→ **AIM OF THE TASK**: Images are not part of the copy; transcribe all the data exactly.

BEGIN EXTRACTED DATA

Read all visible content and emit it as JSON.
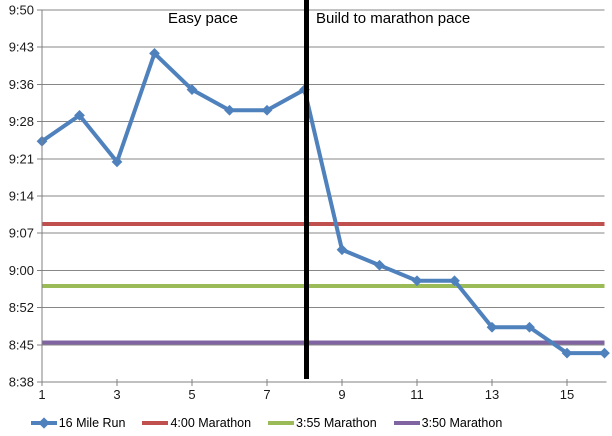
{
  "chart_data": {
    "type": "line",
    "title": "",
    "xlabel": "",
    "ylabel": "",
    "x": [
      1,
      2,
      3,
      4,
      5,
      6,
      7,
      8,
      9,
      10,
      11,
      12,
      13,
      14,
      15,
      16
    ],
    "series": [
      {
        "name": "16 Mile Run",
        "color": "#4F81BD",
        "marker": "diamond",
        "pace_per_mile": [
          "9:25",
          "9:30",
          "9:21",
          "9:42",
          "9:35",
          "9:31",
          "9:31",
          "9:35",
          "9:04",
          "9:01",
          "8:58",
          "8:58",
          "8:49",
          "8:49",
          "8:44",
          "8:44"
        ]
      }
    ],
    "reference_lines": [
      {
        "name": "4:00 Marathon",
        "color": "#C0504D",
        "pace": "9:09"
      },
      {
        "name": "3:55 Marathon",
        "color": "#9BBB59",
        "pace": "8:57"
      },
      {
        "name": "3:50 Marathon",
        "color": "#8064A2",
        "pace": "8:46"
      }
    ],
    "separator": {
      "at_mile": 8,
      "color": "#000000"
    },
    "annotations": [
      {
        "text": "Easy pace"
      },
      {
        "text": "Build to marathon pace"
      }
    ],
    "y_axis": {
      "tick_labels": [
        "9:50",
        "9:43",
        "9:36",
        "9:28",
        "9:21",
        "9:14",
        "9:07",
        "9:00",
        "8:52",
        "8:45",
        "8:38"
      ],
      "top_sec": 590.4,
      "bottom_sec": 518.4
    },
    "x_axis": {
      "tick_labels": [
        "1",
        "3",
        "5",
        "7",
        "9",
        "11",
        "13",
        "15"
      ],
      "range": [
        1,
        16
      ]
    },
    "grid": true,
    "legend_position": "bottom"
  },
  "legend": {
    "items": [
      {
        "label": "16 Mile Run",
        "color": "#4F81BD",
        "marker": "diamond"
      },
      {
        "label": "4:00 Marathon",
        "color": "#C0504D",
        "marker": "line"
      },
      {
        "label": "3:55 Marathon",
        "color": "#9BBB59",
        "marker": "line"
      },
      {
        "label": "3:50 Marathon",
        "color": "#8064A2",
        "marker": "line"
      }
    ]
  },
  "colors": {
    "gridline": "#878787",
    "axis": "#808080",
    "tick_text": "#1a1a1a",
    "annotation_text": "#000000"
  }
}
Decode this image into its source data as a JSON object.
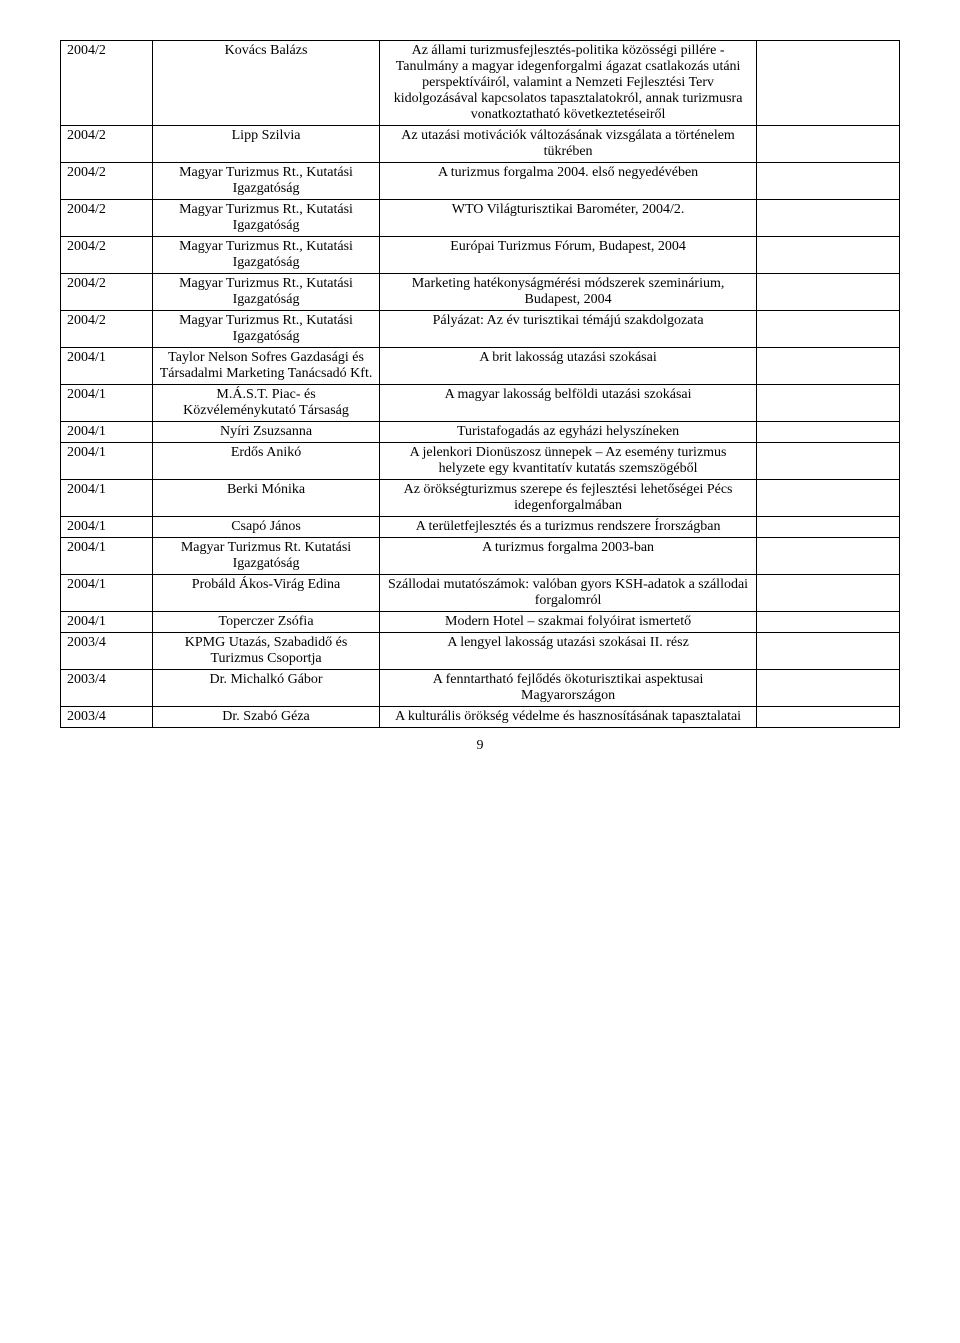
{
  "table": {
    "columns": {
      "year_width_pct": 11,
      "author_width_pct": 27,
      "title_width_pct": 45,
      "empty_width_pct": 17
    },
    "rows": [
      {
        "year": "2004/2",
        "author": "Kovács Balázs",
        "title": "Az állami turizmusfejlesztés-politika közösségi pillére - Tanulmány a magyar idegenforgalmi ágazat csatlakozás utáni perspektíváiról, valamint a Nemzeti Fejlesztési Terv kidolgozásával kapcsolatos tapasztalatokról, annak turizmusra vonatkoztatható következtetéseiről"
      },
      {
        "year": "2004/2",
        "author": "Lipp Szilvia",
        "title": "Az utazási motivációk változásának vizsgálata a történelem tükrében"
      },
      {
        "year": "2004/2",
        "author": "Magyar Turizmus Rt., Kutatási Igazgatóság",
        "title": "A turizmus forgalma 2004. első negyedévében"
      },
      {
        "year": "2004/2",
        "author": "Magyar Turizmus Rt., Kutatási Igazgatóság",
        "title": "WTO Világturisztikai Barométer, 2004/2."
      },
      {
        "year": "2004/2",
        "author": "Magyar Turizmus Rt., Kutatási Igazgatóság",
        "title": "Európai Turizmus Fórum, Budapest, 2004"
      },
      {
        "year": "2004/2",
        "author": "Magyar Turizmus Rt., Kutatási Igazgatóság",
        "title": "Marketing hatékonyságmérési módszerek szeminárium, Budapest, 2004"
      },
      {
        "year": "2004/2",
        "author": "Magyar Turizmus Rt., Kutatási Igazgatóság",
        "title": "Pályázat: Az év turisztikai témájú szakdolgozata"
      },
      {
        "year": "2004/1",
        "author": "Taylor Nelson Sofres Gazdasági és Társadalmi Marketing Tanácsadó Kft.",
        "title": "A brit lakosság utazási szokásai"
      },
      {
        "year": "2004/1",
        "author": "M.Á.S.T. Piac- és Közvéleménykutató Társaság",
        "title": "A magyar lakosság belföldi utazási szokásai"
      },
      {
        "year": "2004/1",
        "author": "Nyíri Zsuzsanna",
        "title": "Turistafogadás az egyházi helyszíneken"
      },
      {
        "year": "2004/1",
        "author": "Erdős Anikó",
        "title": "A jelenkori Dionüszosz ünnepek – Az esemény turizmus helyzete egy kvantitatív kutatás szemszögéből"
      },
      {
        "year": "2004/1",
        "author": "Berki Mónika",
        "title": "Az örökségturizmus szerepe és fejlesztési lehetőségei Pécs idegenforgalmában"
      },
      {
        "year": "2004/1",
        "author": "Csapó János",
        "title": "A területfejlesztés és a turizmus rendszere Írországban"
      },
      {
        "year": "2004/1",
        "author": "Magyar Turizmus Rt. Kutatási Igazgatóság",
        "title": "A turizmus forgalma 2003-ban"
      },
      {
        "year": "2004/1",
        "author": "Probáld Ákos-Virág Edina",
        "title": "Szállodai mutatószámok: valóban gyors KSH-adatok a szállodai forgalomról"
      },
      {
        "year": "2004/1",
        "author": "Toperczer Zsófia",
        "title": "Modern Hotel – szakmai folyóirat ismertető"
      },
      {
        "year": "2003/4",
        "author": "KPMG Utazás, Szabadidő és Turizmus Csoportja",
        "title": "A lengyel lakosság utazási szokásai II. rész"
      },
      {
        "year": "2003/4",
        "author": "Dr. Michalkó Gábor",
        "title": "A fenntartható fejlődés ökoturisztikai aspektusai Magyarországon"
      },
      {
        "year": "2003/4",
        "author": "Dr. Szabó Géza",
        "title": "A kulturális örökség védelme és hasznosításának tapasztalatai"
      }
    ]
  },
  "page_number": "9",
  "style": {
    "font_family": "Times New Roman",
    "font_size_pt": 11,
    "border_color": "#000000",
    "background_color": "#ffffff",
    "text_color": "#000000"
  }
}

END EXTRACTED DATA

→ **ANSWER TO THE TASK**:
Read all visible content and emit it as JSON.
{
  "chart_data": {
    "type": "line",
    "title": "",
    "xlabel": "",
    "ylabel": "",
    "x": [
      1,
      2,
      3,
      4,
      5,
      6,
      7,
      8,
      9,
      10,
      11,
      12,
      13,
      14,
      15,
      16
    ],
    "series": [
      {
        "name": "16 Mile Run",
        "color": "#4F81BD",
        "marker": "diamond",
        "pace_per_mile": [
          "9:25",
          "9:30",
          "9:21",
          "9:42",
          "9:35",
          "9:31",
          "9:31",
          "9:35",
          "9:04",
          "9:01",
          "8:58",
          "8:58",
          "8:49",
          "8:49",
          "8:44",
          "8:44"
        ]
      }
    ],
    "reference_lines": [
      {
        "name": "4:00 Marathon",
        "color": "#C0504D",
        "pace": "9:09"
      },
      {
        "name": "3:55 Marathon",
        "color": "#9BBB59",
        "pace": "8:57"
      },
      {
        "name": "3:50 Marathon",
        "color": "#8064A2",
        "pace": "8:46"
      }
    ],
    "separator": {
      "at_mile": 8,
      "color": "#000000"
    },
    "annotations": [
      {
        "text": "Easy pace"
      },
      {
        "text": "Build to marathon pace"
      }
    ],
    "y_axis": {
      "tick_labels": [
        "9:50",
        "9:43",
        "9:36",
        "9:28",
        "9:21",
        "9:14",
        "9:07",
        "9:00",
        "8:52",
        "8:45",
        "8:38"
      ],
      "top_sec": 590.4,
      "bottom_sec": 518.4
    },
    "x_axis": {
      "tick_labels": [
        "1",
        "3",
        "5",
        "7",
        "9",
        "11",
        "13",
        "15"
      ],
      "range": [
        1,
        16
      ]
    },
    "grid": true,
    "legend_position": "bottom"
  },
  "legend": {
    "items": [
      {
        "label": "16 Mile Run",
        "color": "#4F81BD",
        "marker": "diamond"
      },
      {
        "label": "4:00 Marathon",
        "color": "#C0504D",
        "marker": "line"
      },
      {
        "label": "3:55 Marathon",
        "color": "#9BBB59",
        "marker": "line"
      },
      {
        "label": "3:50 Marathon",
        "color": "#8064A2",
        "marker": "line"
      }
    ]
  },
  "colors": {
    "gridline": "#878787",
    "axis": "#808080",
    "tick_text": "#1a1a1a",
    "annotation_text": "#000000"
  }
}
Decode this image into its source data as a JSON object.
{
  "table": {
    "columns": {
      "year_width_pct": 11,
      "author_width_pct": 27,
      "title_width_pct": 45,
      "empty_width_pct": 17
    },
    "rows": [
      {
        "year": "2004/2",
        "author": "Kovács Balázs",
        "title": "Az állami turizmusfejlesztés-politika közösségi pillére - Tanulmány a magyar idegenforgalmi ágazat csatlakozás utáni perspektíváiról, valamint a Nemzeti Fejlesztési Terv kidolgozásával kapcsolatos tapasztalatokról, annak turizmusra vonatkoztatható következtetéseiről"
      },
      {
        "year": "2004/2",
        "author": "Lipp Szilvia",
        "title": "Az utazási motivációk változásának vizsgálata a történelem tükrében"
      },
      {
        "year": "2004/2",
        "author": "Magyar Turizmus Rt., Kutatási Igazgatóság",
        "title": "A turizmus forgalma 2004. első negyedévében"
      },
      {
        "year": "2004/2",
        "author": "Magyar Turizmus Rt., Kutatási Igazgatóság",
        "title": "WTO Világturisztikai Barométer, 2004/2."
      },
      {
        "year": "2004/2",
        "author": "Magyar Turizmus Rt., Kutatási Igazgatóság",
        "title": "Európai Turizmus Fórum, Budapest, 2004"
      },
      {
        "year": "2004/2",
        "author": "Magyar Turizmus Rt., Kutatási Igazgatóság",
        "title": "Marketing hatékonyságmérési módszerek szeminárium, Budapest, 2004"
      },
      {
        "year": "2004/2",
        "author": "Magyar Turizmus Rt., Kutatási Igazgatóság",
        "title": "Pályázat: Az év turisztikai témájú szakdolgozata"
      },
      {
        "year": "2004/1",
        "author": "Taylor Nelson Sofres Gazdasági és Társadalmi Marketing Tanácsadó Kft.",
        "title": "A brit lakosság utazási szokásai"
      },
      {
        "year": "2004/1",
        "author": "M.Á.S.T. Piac- és Közvéleménykutató Társaság",
        "title": "A magyar lakosság belföldi utazási szokásai"
      },
      {
        "year": "2004/1",
        "author": "Nyíri Zsuzsanna",
        "title": "Turistafogadás az egyházi helyszíneken"
      },
      {
        "year": "2004/1",
        "author": "Erdős Anikó",
        "title": "A jelenkori Dionüszosz ünnepek – Az esemény turizmus helyzete egy kvantitatív kutatás szemszögéből"
      },
      {
        "year": "2004/1",
        "author": "Berki Mónika",
        "title": "Az örökségturizmus szerepe és fejlesztési lehetőségei Pécs idegenforgalmában"
      },
      {
        "year": "2004/1",
        "author": "Csapó János",
        "title": "A területfejlesztés és a turizmus rendszere Írországban"
      },
      {
        "year": "2004/1",
        "author": "Magyar Turizmus Rt. Kutatási Igazgatóság",
        "title": "A turizmus forgalma 2003-ban"
      },
      {
        "year": "2004/1",
        "author": "Probáld Ákos-Virág Edina",
        "title": "Szállodai mutatószámok: valóban gyors KSH-adatok a szállodai forgalomról"
      },
      {
        "year": "2004/1",
        "author": "Toperczer Zsófia",
        "title": "Modern Hotel – szakmai folyóirat ismertető"
      },
      {
        "year": "2003/4",
        "author": "KPMG Utazás, Szabadidő és Turizmus Csoportja",
        "title": "A lengyel lakosság utazási szokásai II. rész"
      },
      {
        "year": "2003/4",
        "author": "Dr. Michalkó Gábor",
        "title": "A fenntartható fejlődés ökoturisztikai aspektusai Magyarországon"
      },
      {
        "year": "2003/4",
        "author": "Dr. Szabó Géza",
        "title": "A kulturális örökség védelme és hasznosításának tapasztalatai"
      }
    ]
  },
  "page_number": "9",
  "style": {
    "font_family": "Times New Roman",
    "font_size_pt": 11,
    "border_color": "#000000",
    "background_color": "#ffffff",
    "text_color": "#000000"
  }
}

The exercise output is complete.